**Extracted records**

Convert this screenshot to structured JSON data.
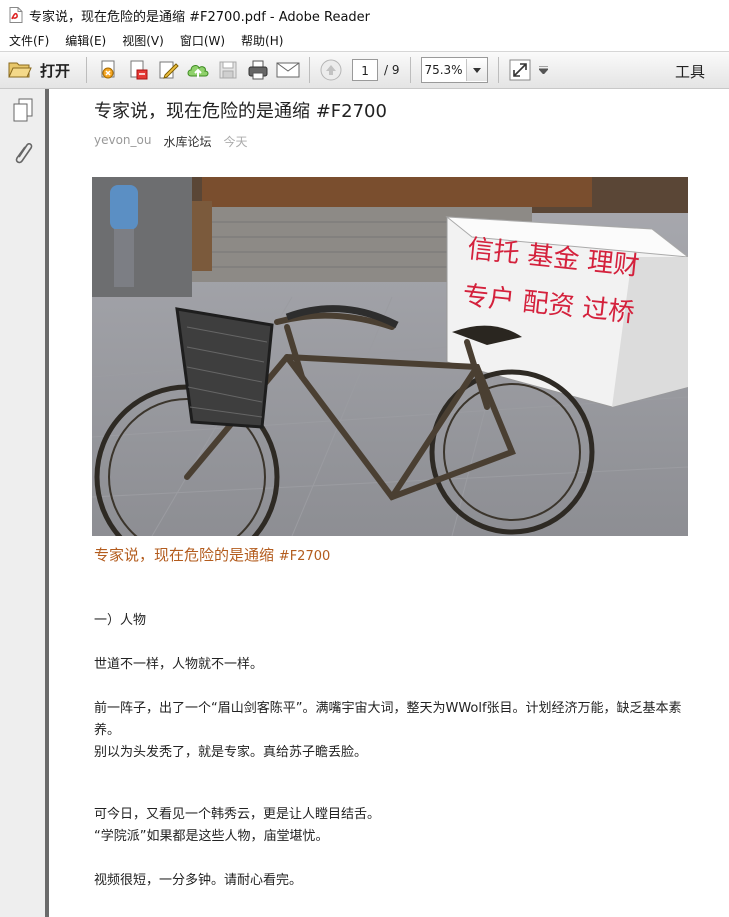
{
  "window": {
    "title": "专家说，现在危险的是通缩 #F2700.pdf - Adobe Reader"
  },
  "menu": [
    {
      "label": "文件(F)"
    },
    {
      "label": "编辑(E)"
    },
    {
      "label": "视图(V)"
    },
    {
      "label": "窗口(W)"
    },
    {
      "label": "帮助(H)"
    }
  ],
  "toolbar": {
    "open_label": "打开",
    "page_current": "1",
    "page_total": "/ 9",
    "zoom": "75.3%",
    "tools_label": "工具"
  },
  "article": {
    "title": "专家说，现在危险的是通缩 #F2700",
    "author": "yevon_ou",
    "source": "水库论坛",
    "date": "今天",
    "image_sign_text": [
      "信托 基金 理财",
      "专户 配资 过桥"
    ],
    "caption_main": "专家说，现在危险的是通缩",
    "caption_tag": "#F2700",
    "paragraphs": [
      "一）人物",
      "世道不一样，人物就不一样。",
      "前一阵子，出了一个“眉山剑客陈平”。满嘴宇宙大词，整天为WWolf张目。计划经济万能，缺乏基本素养。",
      "别以为头发秃了，就是专家。真给苏子瞻丢脸。",
      "可今日，又看见一个韩秀云，更是让人瞠目结舌。",
      "“学院派”如果都是这些人物，庙堂堪忧。",
      "视频很短，一分多钟。请耐心看完。"
    ]
  },
  "colors": {
    "caption": "#b35c1e",
    "sign_text": "#d4213c"
  }
}
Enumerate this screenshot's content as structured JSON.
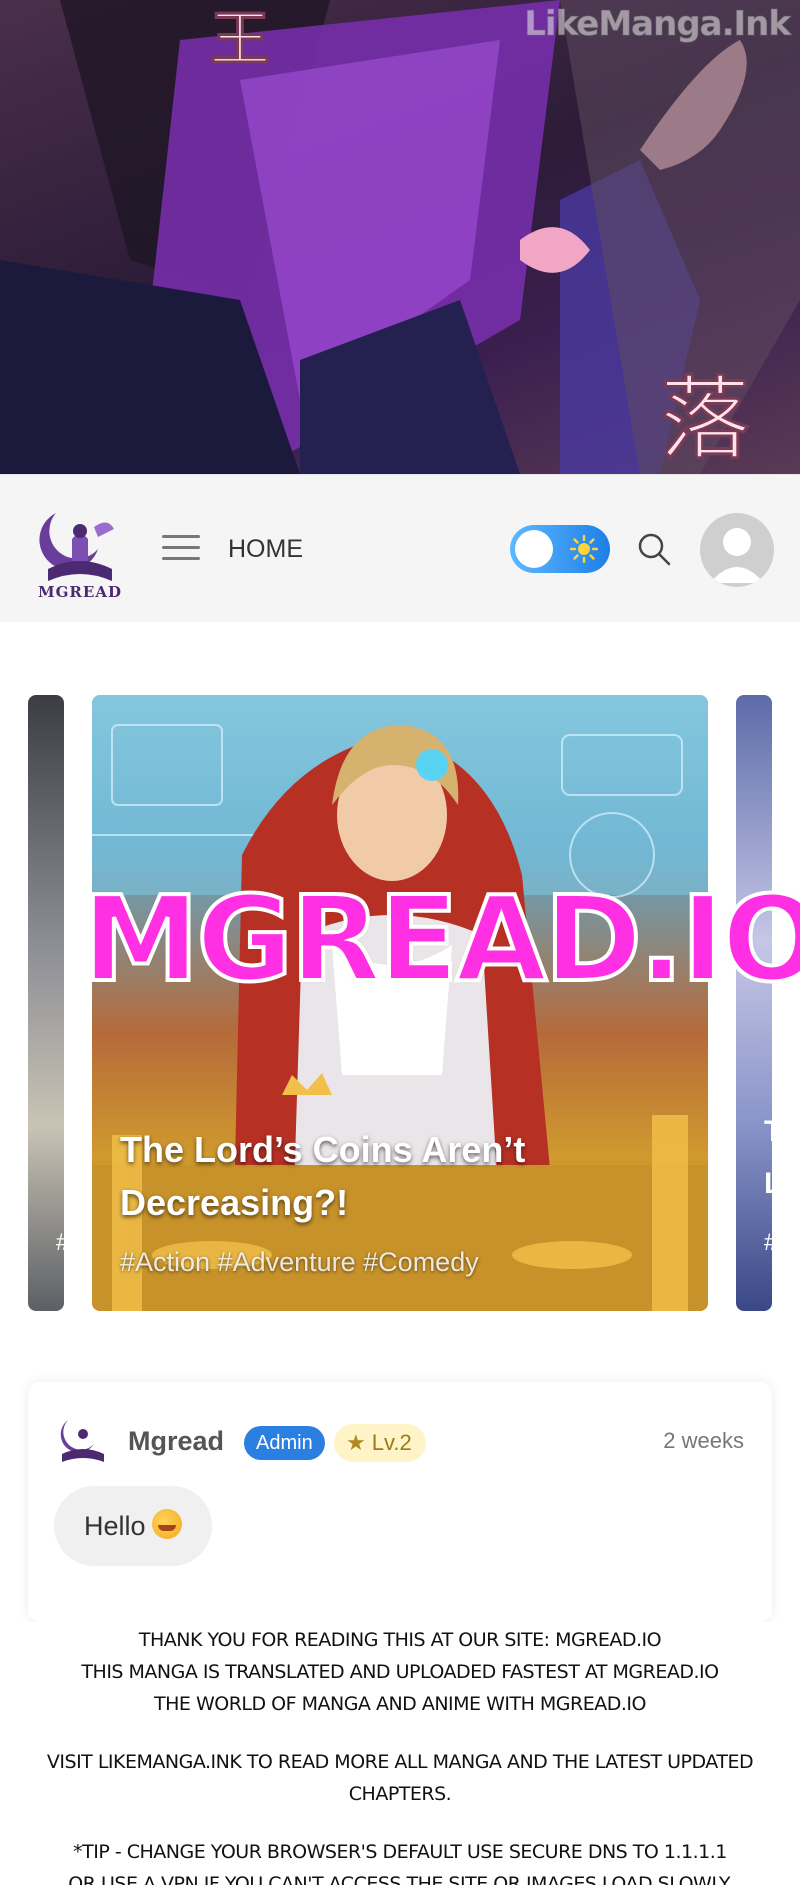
{
  "watermark": "LikeManga.Ink",
  "header": {
    "logo_text": "MGREAD",
    "home_label": "HOME"
  },
  "carousel": {
    "title_line1": "The Lord’s Coins Aren’t",
    "title_line2": "Decreasing?!",
    "tags": "#Action #Adventure #Comedy",
    "left_tag": "#",
    "right_letter_1": "T",
    "right_letter_2": "L",
    "right_tag": "#",
    "promo_text": "MGREAD.IO"
  },
  "comment": {
    "username": "Mgread",
    "badge": "Admin",
    "level": "Lv.2",
    "time": "2 weeks",
    "message": "Hello"
  },
  "notice": {
    "line1": "Thank you for reading this at our site: mgread.io",
    "line2": "This manga is translated and uploaded fastest at mgread.io",
    "line3": "The world of manga and anime with mgread.io",
    "line4": "Visit likemanga.ink to read more all manga and the latest updated chapters.",
    "line5": "*Tip - Change your browser's default use secure DNS to 1.1.1.1",
    "line6": "or use a VPN if you can't access the site or images load slowly."
  },
  "colors": {
    "promo_pink": "#ff2fe3",
    "admin_blue": "#2b7fe0",
    "toggle_blue": "#1e7fe8",
    "logo_purple": "#4c2a72"
  }
}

**Problem**
Pick out each line in the material containing "现在危险的是通缩".

**Exercise answer**
    "title": "专家说，现在危险的是通缩 #F2700.pdf - Adobe Reader"
    "title": "专家说，现在危险的是通缩 #F2700",
    "caption_main": "专家说，现在危险的是通缩",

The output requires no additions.